• **TAREFA ESCRITA A**
Transcreva em lista numerada, sem as linhas em branco, o trecho dos registros que começa no início deles e termina na linha que contém "search-label: Search: [535, 821, 583, 838]", incluindo as duas extremidades.

Por outro lado, sabe-se da incapacidade das Polícias brasileiras, federais e estaduais, de impedir o tráfico de armas, bem como o seu uso por malfeitores, e ainda de dar a devida segurança a todos os cidadãos, situação essa que coloca a vida dos cidadãos de bem em perene situação de risco, e especialmente dos que exercem cargos públicos cujas atividades têm por escopo punir esses malfeitores, de forma que abster os Membros dessas categorias profissional-públicas, que exercem ou exerceram esses cargos, de ter em seu nome registrada arma de fogo, para defesa pessoal, corresponderia a um absurdo contrassenso, principalmente quando, como demonstrado, há Leis específicas que lhes dão o poder-dever-direito de portar esse tipo de arma para defesa pessoal. 
Finalmente, não diviso ferimento ao princípio constitucional da isonomia, como alegado pela UNIÃO na sua contestação, pois essas pessoas que exercem ou exerceram mencionados cargos, não se igualam aos cidadãos de bem comuns,  e é exatamente por isso que recebem tratamento legal diferenciado, sendo sempre bom relembrar que esse princípio constitucional consiste exatamente em permitir que se dê tratamento desigual aos desiguais e igual àqueles que se igualam. 



Nesse sentido, confiram-se os precedentes que se seguem, aplicáveis mutatis mutandis ao presente caso:


EMENTA: DIREITO ADMINISTRATIVO. PORTE DE ARMA DE FOGO. MEMBROS DO MINISTÉRIO PÚBLICO. ART. 18 DA LEI COMPLEMENTAR 75/93. LEI 10.826/2003 (ESTATUTO DO DESARMAMENTO), ART. 4º-III. INSTRUÇÃO NORMATIVA Nº 23/2005-DG/DPF. 1. Os membros do Ministério Público não estão sujeitos à comprovação de capacidade técnica para o manuseio de arma de fogo como requisito para obtenção do respectivo porte, exigência essa prevista genericamente no art 4º-III do Estatuto do Desarmamento. 2. A Lei Complementar 75/93, no art. 18, inciso I, alínea "e" estabelece que é prerrogativa do membro do Ministério Público o porte de arma independentemente de autorização, não podendo a legislação ordinária ou regulamentação administrativa restringir essa prerrogativa ou estabelecer requisitos diferentes daqueles previstos na norma complementar quanto aos magistrados, que são submetidos ao estatuto previsto no artigo 93 da Constituição quanto aos encargos, prerrogativas, direitos e deveres. 3. Ainda que a limitação administrativa imposta aos magistrados pelo Departamento de Polícia Federal por meio da Instrução Normativa nº 23/2005-DG/DPF (prova de capacidade técnica de manuseio da arma) esteja sendo dirigida ao registro periódico da arma e não ao seu porte propriamente dito, o efeito prático é o mesmo, pois não haverá porte regular de arma se não houver seu registro regular. 4. Tendo a LC 75/93 instituído o porte de arma de fogo como prerrogativa específica atribuída aos membros do MP, prevalece a presunção legal por ela estabelecida quanto à higidez do procurador para portar arma para defesa pessoal. 5. Apelação provida para conceder a segurança.   (TRF4, AC 5035735-75.2015.404.7100, QUARTA TURMA, Relator CANDIDO ALFREDO SILVA LEAL JUNIOR, juntado aos autos em 07/12/2015).

• **DADOS DA TAREFA**

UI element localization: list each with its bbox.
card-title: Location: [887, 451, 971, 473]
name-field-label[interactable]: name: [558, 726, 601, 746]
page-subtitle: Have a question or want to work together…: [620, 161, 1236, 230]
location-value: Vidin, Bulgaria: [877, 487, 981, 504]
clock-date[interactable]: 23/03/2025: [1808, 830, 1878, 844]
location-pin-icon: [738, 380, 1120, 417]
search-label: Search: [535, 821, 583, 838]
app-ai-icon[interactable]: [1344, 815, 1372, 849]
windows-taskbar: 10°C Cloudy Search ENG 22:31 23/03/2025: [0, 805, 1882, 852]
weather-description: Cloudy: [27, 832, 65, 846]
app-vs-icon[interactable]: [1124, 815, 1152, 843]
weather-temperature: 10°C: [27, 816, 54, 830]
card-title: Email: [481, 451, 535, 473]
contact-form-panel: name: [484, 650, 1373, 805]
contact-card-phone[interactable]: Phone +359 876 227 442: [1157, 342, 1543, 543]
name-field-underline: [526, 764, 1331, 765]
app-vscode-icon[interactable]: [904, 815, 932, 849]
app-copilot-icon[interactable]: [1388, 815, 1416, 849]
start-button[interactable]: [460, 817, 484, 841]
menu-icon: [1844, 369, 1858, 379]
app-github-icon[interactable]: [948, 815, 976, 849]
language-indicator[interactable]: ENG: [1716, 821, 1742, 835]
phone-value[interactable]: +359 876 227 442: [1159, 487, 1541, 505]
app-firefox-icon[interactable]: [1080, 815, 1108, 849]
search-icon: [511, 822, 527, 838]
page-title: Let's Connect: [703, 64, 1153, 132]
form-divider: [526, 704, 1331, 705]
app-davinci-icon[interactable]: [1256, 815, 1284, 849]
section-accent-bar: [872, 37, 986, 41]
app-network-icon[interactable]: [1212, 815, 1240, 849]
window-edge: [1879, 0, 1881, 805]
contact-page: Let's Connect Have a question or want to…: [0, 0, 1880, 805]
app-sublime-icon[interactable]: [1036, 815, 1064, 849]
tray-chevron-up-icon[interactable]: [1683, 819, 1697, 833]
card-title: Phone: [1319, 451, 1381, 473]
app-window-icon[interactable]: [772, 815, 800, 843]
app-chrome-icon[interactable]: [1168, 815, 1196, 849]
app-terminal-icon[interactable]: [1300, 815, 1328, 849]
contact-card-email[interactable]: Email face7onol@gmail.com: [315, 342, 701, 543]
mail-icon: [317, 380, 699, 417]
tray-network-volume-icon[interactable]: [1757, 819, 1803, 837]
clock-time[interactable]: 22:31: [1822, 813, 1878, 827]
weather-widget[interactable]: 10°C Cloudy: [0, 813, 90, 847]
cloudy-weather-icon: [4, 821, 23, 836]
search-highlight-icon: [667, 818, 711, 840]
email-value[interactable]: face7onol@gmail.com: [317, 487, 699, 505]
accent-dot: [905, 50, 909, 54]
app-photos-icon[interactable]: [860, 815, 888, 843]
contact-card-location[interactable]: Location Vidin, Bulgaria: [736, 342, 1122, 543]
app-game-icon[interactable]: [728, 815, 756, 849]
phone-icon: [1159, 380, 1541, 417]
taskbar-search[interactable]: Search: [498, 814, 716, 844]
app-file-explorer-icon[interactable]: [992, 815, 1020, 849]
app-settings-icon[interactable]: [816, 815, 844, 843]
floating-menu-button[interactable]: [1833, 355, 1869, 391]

• **TAREFA ESCRITA B**
Segundo o trecho para leitura, que princípio constitucional a UNIÃO alegou ter sido ferido em sua contestação?

• **RESPOSTA FINAL A**
1. UI element localization: list each with its bbox.
2. card-title: Location: [887, 451, 971, 473]
3. name-field-label[interactable]: name: [558, 726, 601, 746]
4. page-subtitle: Have a question or want to work together…: [620, 161, 1236, 230]
5. location-value: Vidin, Bulgaria: [877, 487, 981, 504]
6. clock-date[interactable]: 23/03/2025: [1808, 830, 1878, 844]
7. location-pin-icon: [738, 380, 1120, 417]
8. search-label: Search: [535, 821, 583, 838]

• **RESPOSTA FINAL B**
O princípio constitucional da isonomia.